### Your objective
Search the data for the string "hello" and gather each line it is in.

------------------------------------------------

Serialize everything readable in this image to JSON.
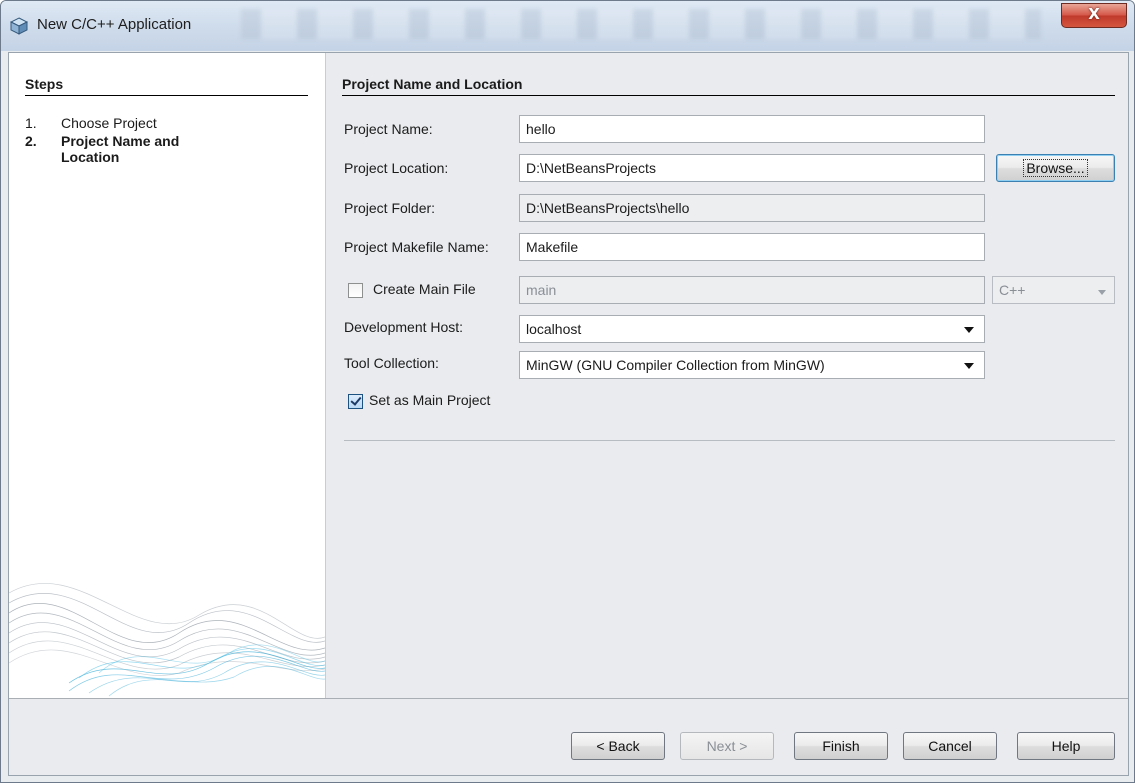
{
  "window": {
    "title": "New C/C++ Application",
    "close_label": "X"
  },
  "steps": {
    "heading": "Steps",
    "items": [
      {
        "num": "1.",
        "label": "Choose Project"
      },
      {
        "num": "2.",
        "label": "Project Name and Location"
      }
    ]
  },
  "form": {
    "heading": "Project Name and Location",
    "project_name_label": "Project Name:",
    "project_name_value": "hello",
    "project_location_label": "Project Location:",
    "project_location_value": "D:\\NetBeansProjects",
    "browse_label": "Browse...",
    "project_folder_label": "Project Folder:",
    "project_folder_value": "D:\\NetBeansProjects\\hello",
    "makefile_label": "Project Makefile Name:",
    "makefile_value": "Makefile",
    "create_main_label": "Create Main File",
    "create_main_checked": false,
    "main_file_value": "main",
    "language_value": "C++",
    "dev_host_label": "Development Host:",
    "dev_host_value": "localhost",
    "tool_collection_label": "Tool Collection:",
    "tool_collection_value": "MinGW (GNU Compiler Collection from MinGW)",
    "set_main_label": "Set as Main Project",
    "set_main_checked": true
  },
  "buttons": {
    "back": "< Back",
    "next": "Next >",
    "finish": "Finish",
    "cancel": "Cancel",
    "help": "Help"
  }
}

------------------------------------------------

### Worked answer
    "project_name_value": "hello",
    "project_folder_value": "D:\\NetBeansProjects\\hello",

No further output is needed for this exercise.